• DATA EXTRACT
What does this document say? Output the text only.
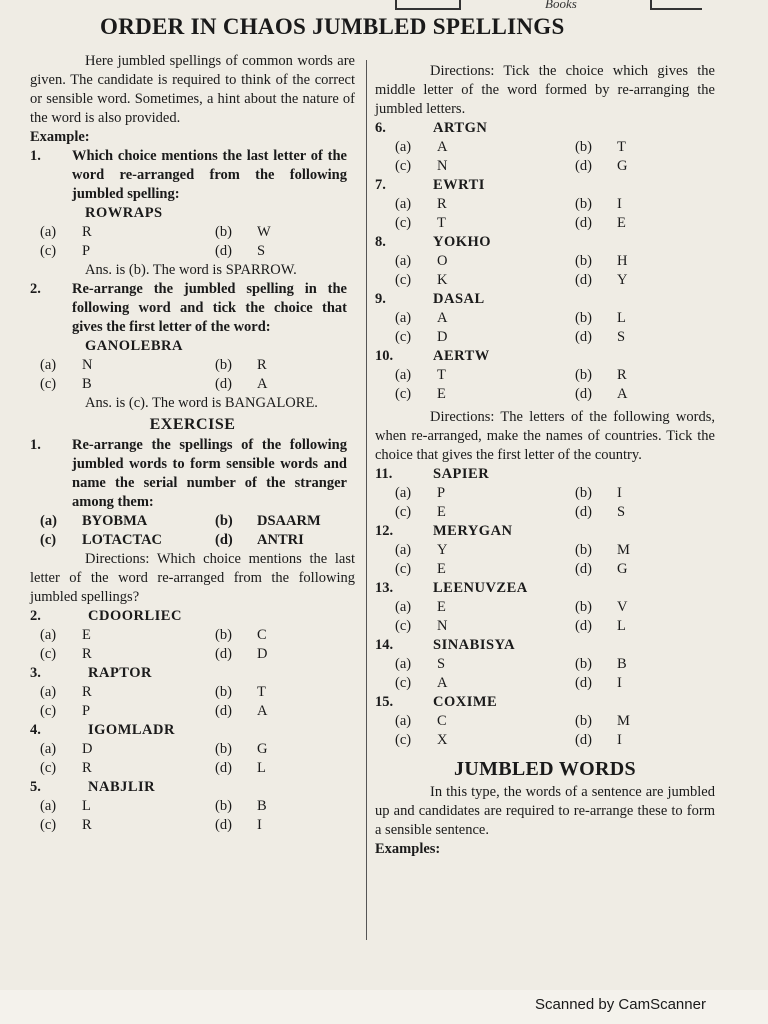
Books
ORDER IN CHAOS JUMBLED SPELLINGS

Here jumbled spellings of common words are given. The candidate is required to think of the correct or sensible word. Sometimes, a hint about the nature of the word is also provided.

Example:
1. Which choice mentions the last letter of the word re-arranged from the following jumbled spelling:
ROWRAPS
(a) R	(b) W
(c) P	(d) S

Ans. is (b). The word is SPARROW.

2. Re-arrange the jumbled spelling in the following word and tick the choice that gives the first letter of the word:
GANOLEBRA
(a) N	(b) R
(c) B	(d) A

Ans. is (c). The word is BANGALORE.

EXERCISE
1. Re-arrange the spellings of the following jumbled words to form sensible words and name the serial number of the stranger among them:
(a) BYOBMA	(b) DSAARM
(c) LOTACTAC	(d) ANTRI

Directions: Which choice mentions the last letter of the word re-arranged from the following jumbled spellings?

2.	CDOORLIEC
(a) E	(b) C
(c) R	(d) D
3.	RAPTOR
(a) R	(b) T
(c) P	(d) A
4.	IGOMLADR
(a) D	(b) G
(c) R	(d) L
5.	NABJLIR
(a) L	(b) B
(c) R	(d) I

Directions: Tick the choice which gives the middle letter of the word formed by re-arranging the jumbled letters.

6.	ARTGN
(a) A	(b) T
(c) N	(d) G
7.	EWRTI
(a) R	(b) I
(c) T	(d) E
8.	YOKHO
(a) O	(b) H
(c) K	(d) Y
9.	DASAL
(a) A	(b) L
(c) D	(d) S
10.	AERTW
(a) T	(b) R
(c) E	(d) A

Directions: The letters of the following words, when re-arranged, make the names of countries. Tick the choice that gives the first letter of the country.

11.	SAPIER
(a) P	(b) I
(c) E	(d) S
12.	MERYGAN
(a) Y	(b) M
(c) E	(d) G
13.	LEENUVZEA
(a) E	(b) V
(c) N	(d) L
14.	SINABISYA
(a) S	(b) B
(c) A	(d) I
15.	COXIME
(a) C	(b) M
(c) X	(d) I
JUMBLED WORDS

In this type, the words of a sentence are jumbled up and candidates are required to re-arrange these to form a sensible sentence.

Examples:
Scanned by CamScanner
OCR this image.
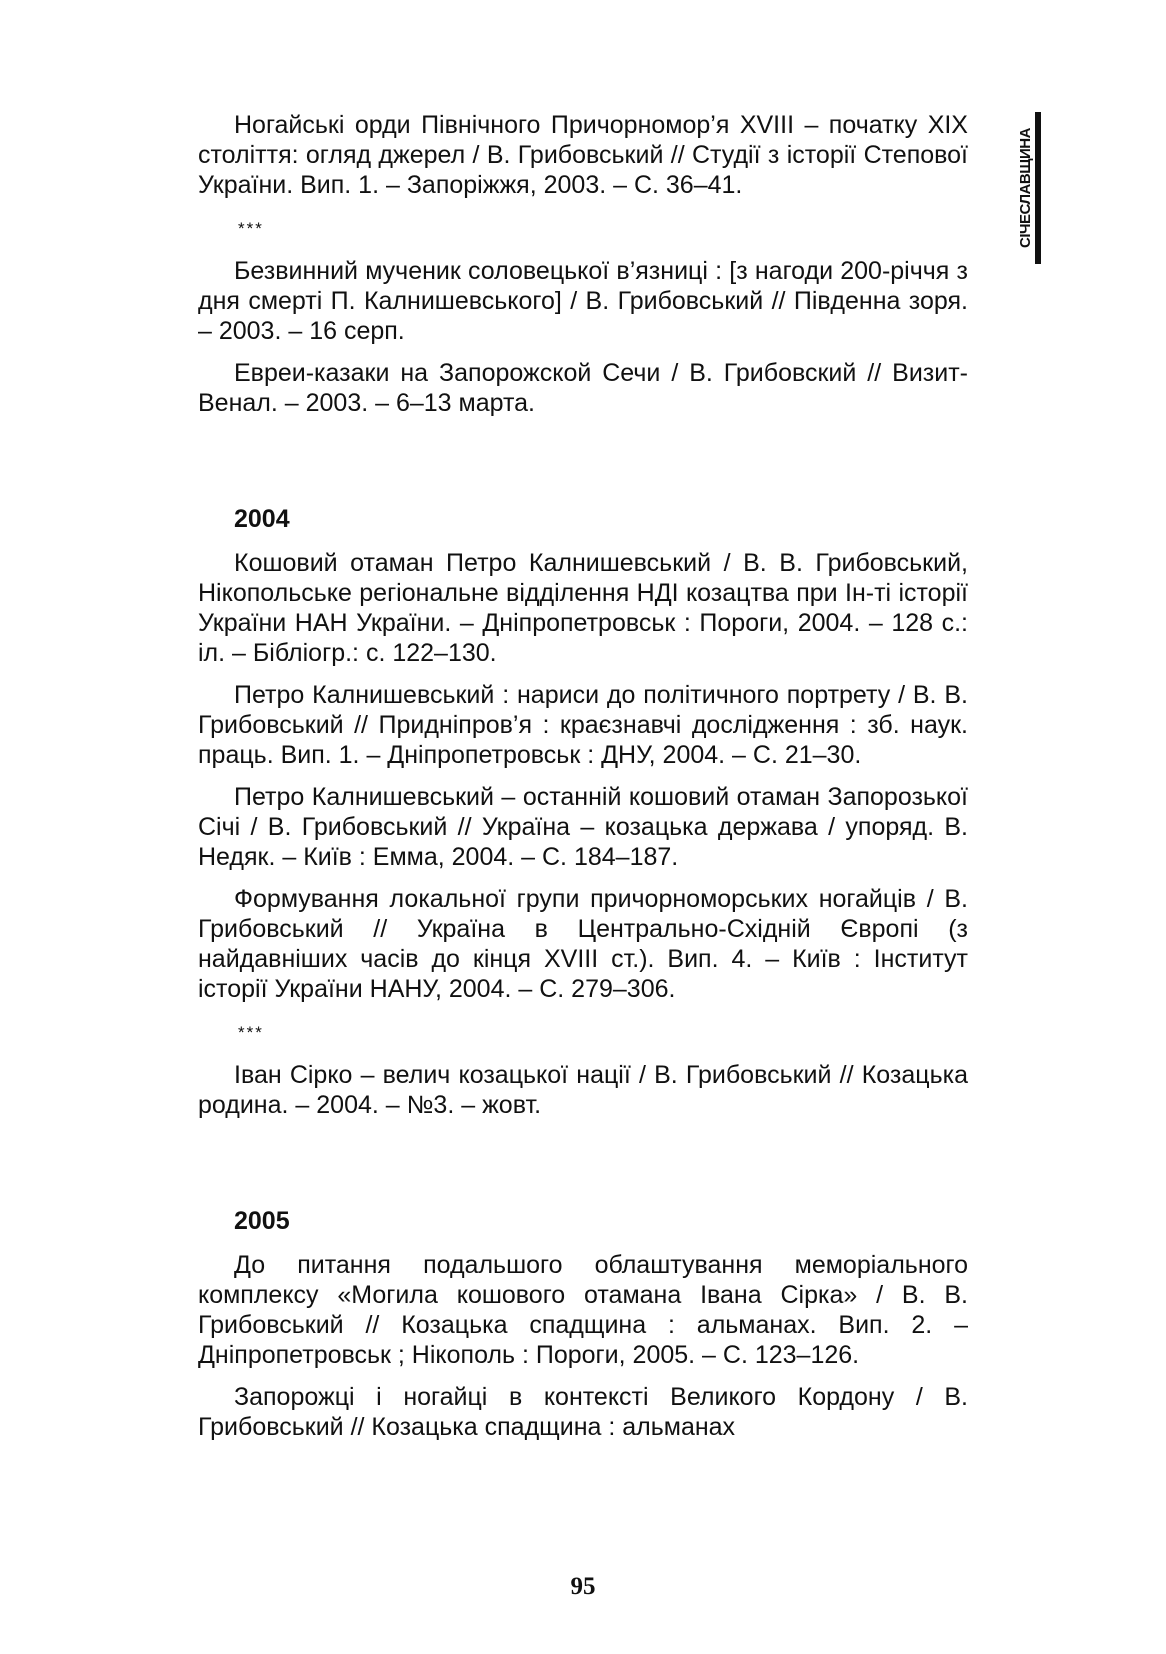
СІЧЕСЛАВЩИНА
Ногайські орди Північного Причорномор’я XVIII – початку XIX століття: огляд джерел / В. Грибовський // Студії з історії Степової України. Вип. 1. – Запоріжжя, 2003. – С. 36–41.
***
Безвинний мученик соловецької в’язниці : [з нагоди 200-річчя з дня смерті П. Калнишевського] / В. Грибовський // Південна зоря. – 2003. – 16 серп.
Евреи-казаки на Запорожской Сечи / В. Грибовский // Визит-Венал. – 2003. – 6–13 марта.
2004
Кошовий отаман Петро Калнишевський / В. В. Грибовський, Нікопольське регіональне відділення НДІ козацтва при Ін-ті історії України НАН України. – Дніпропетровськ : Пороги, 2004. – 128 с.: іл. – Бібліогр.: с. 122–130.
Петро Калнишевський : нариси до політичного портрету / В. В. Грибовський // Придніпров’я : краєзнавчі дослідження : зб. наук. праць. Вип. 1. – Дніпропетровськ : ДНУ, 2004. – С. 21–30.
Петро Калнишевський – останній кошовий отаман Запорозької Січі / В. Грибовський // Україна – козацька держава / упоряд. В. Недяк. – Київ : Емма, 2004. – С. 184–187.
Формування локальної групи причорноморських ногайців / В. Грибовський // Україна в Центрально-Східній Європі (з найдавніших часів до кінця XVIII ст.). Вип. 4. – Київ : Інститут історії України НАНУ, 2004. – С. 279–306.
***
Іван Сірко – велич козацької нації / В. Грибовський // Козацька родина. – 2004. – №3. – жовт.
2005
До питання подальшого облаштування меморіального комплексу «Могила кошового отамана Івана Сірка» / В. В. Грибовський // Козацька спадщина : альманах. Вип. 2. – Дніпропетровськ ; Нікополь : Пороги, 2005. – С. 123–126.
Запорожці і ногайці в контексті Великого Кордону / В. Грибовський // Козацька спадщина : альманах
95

• EXERCISE AIM
How many lines in these records hold the string "mentions"? Reply with the number alone.

• SOLVED EXERCISE
2